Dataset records

------------------------------------------------

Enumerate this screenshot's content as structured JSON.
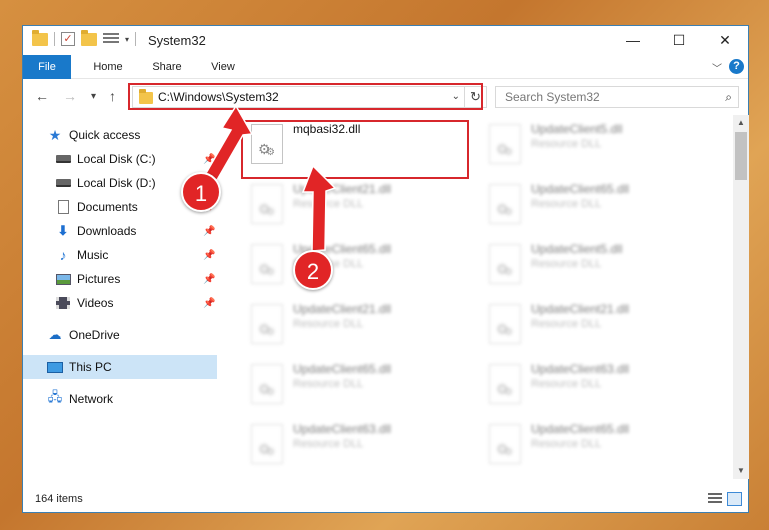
{
  "window": {
    "title": "System32",
    "controls": {
      "minimize": "—",
      "maximize": "☐",
      "close": "✕"
    }
  },
  "ribbon": {
    "tabs": [
      "File",
      "Home",
      "Share",
      "View"
    ],
    "help": "?"
  },
  "navigation": {
    "back": "←",
    "forward": "→",
    "recent": "▾",
    "up": "↑"
  },
  "address_bar": {
    "path": "C:\\Windows\\System32",
    "refresh": "↻"
  },
  "search": {
    "placeholder": "Search System32"
  },
  "sidebar": {
    "items": [
      {
        "label": "Quick access"
      },
      {
        "label": "Local Disk (C:)"
      },
      {
        "label": "Local Disk (D:)"
      },
      {
        "label": "Documents"
      },
      {
        "label": "Downloads"
      },
      {
        "label": "Music"
      },
      {
        "label": "Pictures"
      },
      {
        "label": "Videos"
      },
      {
        "label": "OneDrive"
      },
      {
        "label": "This PC"
      },
      {
        "label": "Network"
      }
    ]
  },
  "files": {
    "featured": {
      "name": "mqbasi32.dll"
    },
    "left_column": [
      {
        "name": "UpdateClient21.dll",
        "type": "Resource DLL"
      },
      {
        "name": "UpdateClient65.dll",
        "type": "Resource DLL"
      },
      {
        "name": "UpdateClient21.dll",
        "type": "Resource DLL"
      },
      {
        "name": "UpdateClient65.dll",
        "type": "Resource DLL"
      },
      {
        "name": "UpdateClient63.dll",
        "type": "Resource DLL"
      }
    ],
    "right_column": [
      {
        "name": "UpdateClient5.dll",
        "type": "Resource DLL"
      },
      {
        "name": "UpdateClient65.dll",
        "type": "Resource DLL"
      },
      {
        "name": "UpdateClient5.dll",
        "type": "Resource DLL"
      },
      {
        "name": "UpdateClient21.dll",
        "type": "Resource DLL"
      },
      {
        "name": "UpdateClient63.dll",
        "type": "Resource DLL"
      },
      {
        "name": "UpdateClient65.dll",
        "type": "Resource DLL"
      }
    ]
  },
  "status": {
    "item_count": "164 items"
  },
  "annotations": {
    "badge_1": "1",
    "badge_2": "2",
    "color": "#d7272c"
  }
}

------------------------------------------------

TASK – Copy out each record shown above without alteration, skipping any picture.

ANSWER TO THIS EXERCISE –
Enumerate this screenshot's content as structured JSON.
{
  "window": {
    "title": "System32",
    "controls": {
      "minimize": "—",
      "maximize": "☐",
      "close": "✕"
    }
  },
  "ribbon": {
    "tabs": [
      "File",
      "Home",
      "Share",
      "View"
    ],
    "help": "?"
  },
  "navigation": {
    "back": "←",
    "forward": "→",
    "recent": "▾",
    "up": "↑"
  },
  "address_bar": {
    "path": "C:\\Windows\\System32",
    "refresh": "↻"
  },
  "search": {
    "placeholder": "Search System32"
  },
  "sidebar": {
    "items": [
      {
        "label": "Quick access"
      },
      {
        "label": "Local Disk (C:)"
      },
      {
        "label": "Local Disk (D:)"
      },
      {
        "label": "Documents"
      },
      {
        "label": "Downloads"
      },
      {
        "label": "Music"
      },
      {
        "label": "Pictures"
      },
      {
        "label": "Videos"
      },
      {
        "label": "OneDrive"
      },
      {
        "label": "This PC"
      },
      {
        "label": "Network"
      }
    ]
  },
  "files": {
    "featured": {
      "name": "mqbasi32.dll"
    },
    "left_column": [
      {
        "name": "UpdateClient21.dll",
        "type": "Resource DLL"
      },
      {
        "name": "UpdateClient65.dll",
        "type": "Resource DLL"
      },
      {
        "name": "UpdateClient21.dll",
        "type": "Resource DLL"
      },
      {
        "name": "UpdateClient65.dll",
        "type": "Resource DLL"
      },
      {
        "name": "UpdateClient63.dll",
        "type": "Resource DLL"
      }
    ],
    "right_column": [
      {
        "name": "UpdateClient5.dll",
        "type": "Resource DLL"
      },
      {
        "name": "UpdateClient65.dll",
        "type": "Resource DLL"
      },
      {
        "name": "UpdateClient5.dll",
        "type": "Resource DLL"
      },
      {
        "name": "UpdateClient21.dll",
        "type": "Resource DLL"
      },
      {
        "name": "UpdateClient63.dll",
        "type": "Resource DLL"
      },
      {
        "name": "UpdateClient65.dll",
        "type": "Resource DLL"
      }
    ]
  },
  "status": {
    "item_count": "164 items"
  },
  "annotations": {
    "badge_1": "1",
    "badge_2": "2",
    "color": "#d7272c"
  }
}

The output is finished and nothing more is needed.